___ Data records ___

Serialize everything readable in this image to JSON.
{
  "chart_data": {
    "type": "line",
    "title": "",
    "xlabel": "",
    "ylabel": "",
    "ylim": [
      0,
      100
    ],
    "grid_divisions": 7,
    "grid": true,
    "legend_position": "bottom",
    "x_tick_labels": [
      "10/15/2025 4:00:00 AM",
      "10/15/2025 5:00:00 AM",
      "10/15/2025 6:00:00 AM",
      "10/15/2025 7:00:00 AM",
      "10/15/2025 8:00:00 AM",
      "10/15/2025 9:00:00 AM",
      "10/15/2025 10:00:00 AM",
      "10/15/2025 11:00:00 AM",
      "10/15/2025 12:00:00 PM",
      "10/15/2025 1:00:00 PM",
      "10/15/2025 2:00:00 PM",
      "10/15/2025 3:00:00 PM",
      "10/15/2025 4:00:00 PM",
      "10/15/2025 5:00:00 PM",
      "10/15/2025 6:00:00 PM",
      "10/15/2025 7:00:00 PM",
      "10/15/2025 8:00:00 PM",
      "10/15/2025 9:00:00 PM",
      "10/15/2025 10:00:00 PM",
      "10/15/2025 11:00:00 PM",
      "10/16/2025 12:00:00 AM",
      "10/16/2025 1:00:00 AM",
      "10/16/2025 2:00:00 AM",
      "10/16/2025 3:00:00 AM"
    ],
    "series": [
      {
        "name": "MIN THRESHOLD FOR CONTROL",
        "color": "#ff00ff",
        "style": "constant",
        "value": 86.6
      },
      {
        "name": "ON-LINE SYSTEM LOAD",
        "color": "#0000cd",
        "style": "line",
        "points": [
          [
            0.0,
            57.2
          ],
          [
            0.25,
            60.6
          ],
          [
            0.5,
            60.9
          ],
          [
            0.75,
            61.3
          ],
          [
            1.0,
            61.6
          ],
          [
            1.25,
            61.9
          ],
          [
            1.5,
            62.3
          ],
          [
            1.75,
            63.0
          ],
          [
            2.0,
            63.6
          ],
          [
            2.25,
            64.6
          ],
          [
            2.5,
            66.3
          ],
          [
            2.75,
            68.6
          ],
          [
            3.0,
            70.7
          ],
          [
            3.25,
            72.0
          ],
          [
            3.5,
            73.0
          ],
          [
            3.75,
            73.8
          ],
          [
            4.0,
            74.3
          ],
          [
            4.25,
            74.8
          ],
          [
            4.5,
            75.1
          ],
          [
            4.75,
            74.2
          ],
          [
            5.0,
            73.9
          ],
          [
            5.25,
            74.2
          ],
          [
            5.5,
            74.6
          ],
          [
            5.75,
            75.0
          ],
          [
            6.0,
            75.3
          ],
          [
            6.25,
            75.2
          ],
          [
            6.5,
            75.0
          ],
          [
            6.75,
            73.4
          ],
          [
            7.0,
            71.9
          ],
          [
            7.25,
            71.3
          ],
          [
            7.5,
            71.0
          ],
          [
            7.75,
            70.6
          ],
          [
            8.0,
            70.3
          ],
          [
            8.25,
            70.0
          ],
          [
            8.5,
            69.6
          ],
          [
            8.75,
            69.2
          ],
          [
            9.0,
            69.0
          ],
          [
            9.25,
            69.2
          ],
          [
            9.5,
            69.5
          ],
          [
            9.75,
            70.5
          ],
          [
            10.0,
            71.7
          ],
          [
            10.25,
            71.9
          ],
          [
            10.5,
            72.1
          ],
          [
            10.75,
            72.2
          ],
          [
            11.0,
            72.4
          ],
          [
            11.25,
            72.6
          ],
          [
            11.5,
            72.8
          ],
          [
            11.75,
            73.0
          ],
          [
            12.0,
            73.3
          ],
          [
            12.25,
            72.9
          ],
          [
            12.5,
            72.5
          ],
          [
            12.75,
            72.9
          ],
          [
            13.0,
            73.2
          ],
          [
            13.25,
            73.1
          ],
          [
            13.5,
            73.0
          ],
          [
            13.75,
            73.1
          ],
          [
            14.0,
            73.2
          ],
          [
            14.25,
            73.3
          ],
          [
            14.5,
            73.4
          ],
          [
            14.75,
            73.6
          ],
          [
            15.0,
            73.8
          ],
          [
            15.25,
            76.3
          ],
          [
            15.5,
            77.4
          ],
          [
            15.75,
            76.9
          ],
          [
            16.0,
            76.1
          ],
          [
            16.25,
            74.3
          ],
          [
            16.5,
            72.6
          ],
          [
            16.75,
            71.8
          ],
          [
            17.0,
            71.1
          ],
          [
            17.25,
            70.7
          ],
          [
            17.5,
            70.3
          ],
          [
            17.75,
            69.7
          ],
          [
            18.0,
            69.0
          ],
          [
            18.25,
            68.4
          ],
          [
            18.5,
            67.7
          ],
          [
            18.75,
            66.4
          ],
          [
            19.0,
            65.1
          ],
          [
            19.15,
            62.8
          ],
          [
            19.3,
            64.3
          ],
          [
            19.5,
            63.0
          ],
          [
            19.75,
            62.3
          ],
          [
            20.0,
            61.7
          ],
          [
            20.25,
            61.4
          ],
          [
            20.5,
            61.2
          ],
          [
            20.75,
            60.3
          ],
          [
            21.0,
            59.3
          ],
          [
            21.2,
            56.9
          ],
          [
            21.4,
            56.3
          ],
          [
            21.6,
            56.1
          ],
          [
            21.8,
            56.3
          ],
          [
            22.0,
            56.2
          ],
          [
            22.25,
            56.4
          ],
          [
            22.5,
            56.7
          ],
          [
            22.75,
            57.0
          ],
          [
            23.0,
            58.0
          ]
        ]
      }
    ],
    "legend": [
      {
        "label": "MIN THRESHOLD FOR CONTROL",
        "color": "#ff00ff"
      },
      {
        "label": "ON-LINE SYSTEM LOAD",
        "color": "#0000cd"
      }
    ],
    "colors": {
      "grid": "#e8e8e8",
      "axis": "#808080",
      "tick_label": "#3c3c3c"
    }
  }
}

___

▶ [Given request]: Where a line above includes "LOAD", copy that line.

▶ [Solution for this problem]:
        "name": "ON-LINE SYSTEM LOAD",
        "label": "ON-LINE SYSTEM LOAD",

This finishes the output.